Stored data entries
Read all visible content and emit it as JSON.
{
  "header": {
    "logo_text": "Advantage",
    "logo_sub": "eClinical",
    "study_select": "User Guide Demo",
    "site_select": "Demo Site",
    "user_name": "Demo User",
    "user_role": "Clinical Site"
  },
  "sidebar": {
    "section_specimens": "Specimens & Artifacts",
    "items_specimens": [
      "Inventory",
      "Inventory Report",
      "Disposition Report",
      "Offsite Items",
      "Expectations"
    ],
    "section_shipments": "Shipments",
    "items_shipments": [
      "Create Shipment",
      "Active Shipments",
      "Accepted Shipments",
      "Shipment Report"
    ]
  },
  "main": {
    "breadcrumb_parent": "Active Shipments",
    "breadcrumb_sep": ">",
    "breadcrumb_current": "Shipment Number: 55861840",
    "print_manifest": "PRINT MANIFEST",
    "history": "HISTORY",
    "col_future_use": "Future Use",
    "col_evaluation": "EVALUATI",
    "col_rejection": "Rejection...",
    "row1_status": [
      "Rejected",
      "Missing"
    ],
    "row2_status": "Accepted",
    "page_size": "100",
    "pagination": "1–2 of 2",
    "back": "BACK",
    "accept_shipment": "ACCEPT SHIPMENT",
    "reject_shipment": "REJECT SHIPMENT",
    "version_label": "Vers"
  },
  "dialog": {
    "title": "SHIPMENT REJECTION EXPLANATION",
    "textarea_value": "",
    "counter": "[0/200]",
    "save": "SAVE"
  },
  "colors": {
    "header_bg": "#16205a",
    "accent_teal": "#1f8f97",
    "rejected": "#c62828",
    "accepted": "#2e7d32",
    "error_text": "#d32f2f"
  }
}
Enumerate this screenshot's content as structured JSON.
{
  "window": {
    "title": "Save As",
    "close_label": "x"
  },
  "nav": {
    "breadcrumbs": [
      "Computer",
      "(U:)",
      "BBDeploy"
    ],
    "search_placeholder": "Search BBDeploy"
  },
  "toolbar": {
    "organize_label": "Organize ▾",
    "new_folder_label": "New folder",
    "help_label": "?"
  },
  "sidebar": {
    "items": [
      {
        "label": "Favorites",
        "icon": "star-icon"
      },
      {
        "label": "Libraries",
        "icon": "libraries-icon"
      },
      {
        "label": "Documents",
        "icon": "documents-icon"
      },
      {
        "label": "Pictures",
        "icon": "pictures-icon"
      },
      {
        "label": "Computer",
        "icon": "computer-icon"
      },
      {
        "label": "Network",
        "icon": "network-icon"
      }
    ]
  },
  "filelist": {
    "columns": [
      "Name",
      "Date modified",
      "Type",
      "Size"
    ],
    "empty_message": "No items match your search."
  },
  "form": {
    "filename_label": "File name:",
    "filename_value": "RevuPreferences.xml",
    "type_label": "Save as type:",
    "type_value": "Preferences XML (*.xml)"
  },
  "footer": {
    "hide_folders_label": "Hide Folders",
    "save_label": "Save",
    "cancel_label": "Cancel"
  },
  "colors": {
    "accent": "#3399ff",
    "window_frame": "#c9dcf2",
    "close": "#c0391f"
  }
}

Work to be completed
The lines to reproduce run from the line containing "Enumerate this screenshot's" to the end of the listing; write them out exactly and add nothing.

Correct result
Enumerate this screenshot's content as structured JSON.
{
  "window": {
    "title": "Save As",
    "close_label": "x"
  },
  "nav": {
    "breadcrumbs": [
      "Computer",
      "(U:)",
      "BBDeploy"
    ],
    "search_placeholder": "Search BBDeploy"
  },
  "toolbar": {
    "organize_label": "Organize ▾",
    "new_folder_label": "New folder",
    "help_label": "?"
  },
  "sidebar": {
    "items": [
      {
        "label": "Favorites",
        "icon": "star-icon"
      },
      {
        "label": "Libraries",
        "icon": "libraries-icon"
      },
      {
        "label": "Documents",
        "icon": "documents-icon"
      },
      {
        "label": "Pictures",
        "icon": "pictures-icon"
      },
      {
        "label": "Computer",
        "icon": "computer-icon"
      },
      {
        "label": "Network",
        "icon": "network-icon"
      }
    ]
  },
  "filelist": {
    "columns": [
      "Name",
      "Date modified",
      "Type",
      "Size"
    ],
    "empty_message": "No items match your search."
  },
  "form": {
    "filename_label": "File name:",
    "filename_value": "RevuPreferences.xml",
    "type_label": "Save as type:",
    "type_value": "Preferences XML (*.xml)"
  },
  "footer": {
    "hide_folders_label": "Hide Folders",
    "save_label": "Save",
    "cancel_label": "Cancel"
  },
  "colors": {
    "accent": "#3399ff",
    "window_frame": "#c9dcf2",
    "close": "#c0391f"
  }
}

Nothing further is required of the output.